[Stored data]
--------------------------------------------------
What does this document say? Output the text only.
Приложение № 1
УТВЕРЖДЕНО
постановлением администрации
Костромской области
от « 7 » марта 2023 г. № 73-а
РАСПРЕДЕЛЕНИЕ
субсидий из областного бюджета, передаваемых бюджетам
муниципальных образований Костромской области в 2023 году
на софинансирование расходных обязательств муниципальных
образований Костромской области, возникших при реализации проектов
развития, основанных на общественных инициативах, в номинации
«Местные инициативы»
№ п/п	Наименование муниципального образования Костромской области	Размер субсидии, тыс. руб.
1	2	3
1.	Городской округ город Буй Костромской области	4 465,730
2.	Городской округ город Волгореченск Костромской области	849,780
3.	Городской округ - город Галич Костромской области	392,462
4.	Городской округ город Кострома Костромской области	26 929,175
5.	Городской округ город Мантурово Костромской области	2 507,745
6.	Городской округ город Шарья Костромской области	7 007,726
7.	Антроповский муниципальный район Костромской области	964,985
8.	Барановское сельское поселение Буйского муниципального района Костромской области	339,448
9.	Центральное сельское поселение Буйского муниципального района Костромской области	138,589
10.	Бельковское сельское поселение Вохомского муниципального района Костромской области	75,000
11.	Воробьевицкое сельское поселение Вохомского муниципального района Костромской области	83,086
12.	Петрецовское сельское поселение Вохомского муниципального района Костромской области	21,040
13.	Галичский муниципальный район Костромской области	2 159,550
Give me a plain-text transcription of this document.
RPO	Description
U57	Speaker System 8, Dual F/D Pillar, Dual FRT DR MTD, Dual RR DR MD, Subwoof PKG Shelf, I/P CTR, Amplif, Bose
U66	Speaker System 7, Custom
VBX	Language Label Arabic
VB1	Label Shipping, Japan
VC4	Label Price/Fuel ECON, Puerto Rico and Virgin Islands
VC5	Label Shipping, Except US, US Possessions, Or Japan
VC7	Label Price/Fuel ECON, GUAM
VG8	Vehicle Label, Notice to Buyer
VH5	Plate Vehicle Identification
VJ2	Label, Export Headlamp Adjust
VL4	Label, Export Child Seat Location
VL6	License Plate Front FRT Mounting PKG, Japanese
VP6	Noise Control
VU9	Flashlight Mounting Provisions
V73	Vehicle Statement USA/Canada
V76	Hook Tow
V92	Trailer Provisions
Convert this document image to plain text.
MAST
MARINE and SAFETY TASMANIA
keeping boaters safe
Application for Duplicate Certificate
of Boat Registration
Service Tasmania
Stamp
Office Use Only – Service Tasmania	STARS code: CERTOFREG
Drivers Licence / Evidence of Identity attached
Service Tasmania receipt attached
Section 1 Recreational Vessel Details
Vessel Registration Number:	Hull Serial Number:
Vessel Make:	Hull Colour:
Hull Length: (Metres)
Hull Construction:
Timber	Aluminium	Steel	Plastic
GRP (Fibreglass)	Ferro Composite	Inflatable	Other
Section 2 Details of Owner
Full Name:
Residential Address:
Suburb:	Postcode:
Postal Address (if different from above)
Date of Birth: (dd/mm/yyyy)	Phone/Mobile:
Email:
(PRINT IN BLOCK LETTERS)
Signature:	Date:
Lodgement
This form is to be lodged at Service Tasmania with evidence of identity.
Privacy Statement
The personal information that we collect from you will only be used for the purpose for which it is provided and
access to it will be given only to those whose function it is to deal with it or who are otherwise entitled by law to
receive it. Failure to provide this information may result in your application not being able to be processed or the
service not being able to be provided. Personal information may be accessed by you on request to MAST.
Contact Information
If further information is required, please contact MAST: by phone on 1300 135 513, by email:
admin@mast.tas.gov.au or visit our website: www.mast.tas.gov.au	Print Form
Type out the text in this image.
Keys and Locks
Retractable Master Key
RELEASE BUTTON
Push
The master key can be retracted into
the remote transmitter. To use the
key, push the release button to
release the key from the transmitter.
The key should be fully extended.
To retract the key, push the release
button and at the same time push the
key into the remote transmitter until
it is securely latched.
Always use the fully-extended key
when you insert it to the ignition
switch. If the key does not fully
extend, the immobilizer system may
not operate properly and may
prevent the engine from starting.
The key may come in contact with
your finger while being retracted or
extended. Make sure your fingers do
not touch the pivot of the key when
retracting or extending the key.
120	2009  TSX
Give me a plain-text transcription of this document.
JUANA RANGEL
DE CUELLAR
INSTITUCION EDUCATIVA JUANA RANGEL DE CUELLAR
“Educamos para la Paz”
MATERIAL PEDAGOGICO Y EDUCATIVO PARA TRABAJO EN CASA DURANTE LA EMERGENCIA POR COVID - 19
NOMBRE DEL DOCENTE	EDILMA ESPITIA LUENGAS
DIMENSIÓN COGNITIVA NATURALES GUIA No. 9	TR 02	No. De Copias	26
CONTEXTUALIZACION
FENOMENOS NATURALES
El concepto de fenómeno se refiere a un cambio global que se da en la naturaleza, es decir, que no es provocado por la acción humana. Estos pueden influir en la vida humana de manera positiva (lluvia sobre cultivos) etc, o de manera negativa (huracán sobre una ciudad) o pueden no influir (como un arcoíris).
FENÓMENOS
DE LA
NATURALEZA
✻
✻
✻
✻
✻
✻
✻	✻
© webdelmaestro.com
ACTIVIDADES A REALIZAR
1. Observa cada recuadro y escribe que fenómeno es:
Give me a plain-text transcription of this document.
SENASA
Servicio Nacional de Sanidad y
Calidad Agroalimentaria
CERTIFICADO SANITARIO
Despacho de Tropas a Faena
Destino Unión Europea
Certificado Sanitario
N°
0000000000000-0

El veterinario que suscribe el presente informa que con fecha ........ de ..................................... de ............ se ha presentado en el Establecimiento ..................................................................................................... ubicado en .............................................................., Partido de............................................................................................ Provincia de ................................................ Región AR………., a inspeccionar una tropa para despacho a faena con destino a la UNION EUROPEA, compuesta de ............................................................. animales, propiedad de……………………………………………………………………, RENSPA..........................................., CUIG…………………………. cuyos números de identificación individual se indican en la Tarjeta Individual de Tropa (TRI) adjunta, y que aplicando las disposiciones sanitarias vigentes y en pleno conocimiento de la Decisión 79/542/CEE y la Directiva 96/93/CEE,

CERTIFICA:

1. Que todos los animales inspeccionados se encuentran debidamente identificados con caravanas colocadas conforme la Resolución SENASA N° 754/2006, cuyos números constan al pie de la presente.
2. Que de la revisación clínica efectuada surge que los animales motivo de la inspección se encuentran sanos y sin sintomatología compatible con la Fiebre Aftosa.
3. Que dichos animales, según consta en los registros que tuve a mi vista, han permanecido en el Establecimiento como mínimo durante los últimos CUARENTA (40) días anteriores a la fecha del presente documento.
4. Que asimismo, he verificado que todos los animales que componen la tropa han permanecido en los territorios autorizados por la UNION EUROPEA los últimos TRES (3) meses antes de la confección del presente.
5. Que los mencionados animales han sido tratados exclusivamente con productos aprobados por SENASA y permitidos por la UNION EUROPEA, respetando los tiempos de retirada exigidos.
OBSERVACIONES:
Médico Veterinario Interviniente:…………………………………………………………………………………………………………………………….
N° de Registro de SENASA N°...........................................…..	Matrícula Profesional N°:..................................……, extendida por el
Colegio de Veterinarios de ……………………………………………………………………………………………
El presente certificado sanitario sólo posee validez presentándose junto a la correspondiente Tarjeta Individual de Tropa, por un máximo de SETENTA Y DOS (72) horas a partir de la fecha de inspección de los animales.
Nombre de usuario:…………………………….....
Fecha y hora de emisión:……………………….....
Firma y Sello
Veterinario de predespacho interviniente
--------------------------------------------------
**Exercise instructions**
Give the count of lines in the records that contain "extended", and no other text.

**Answer for this exercise**
3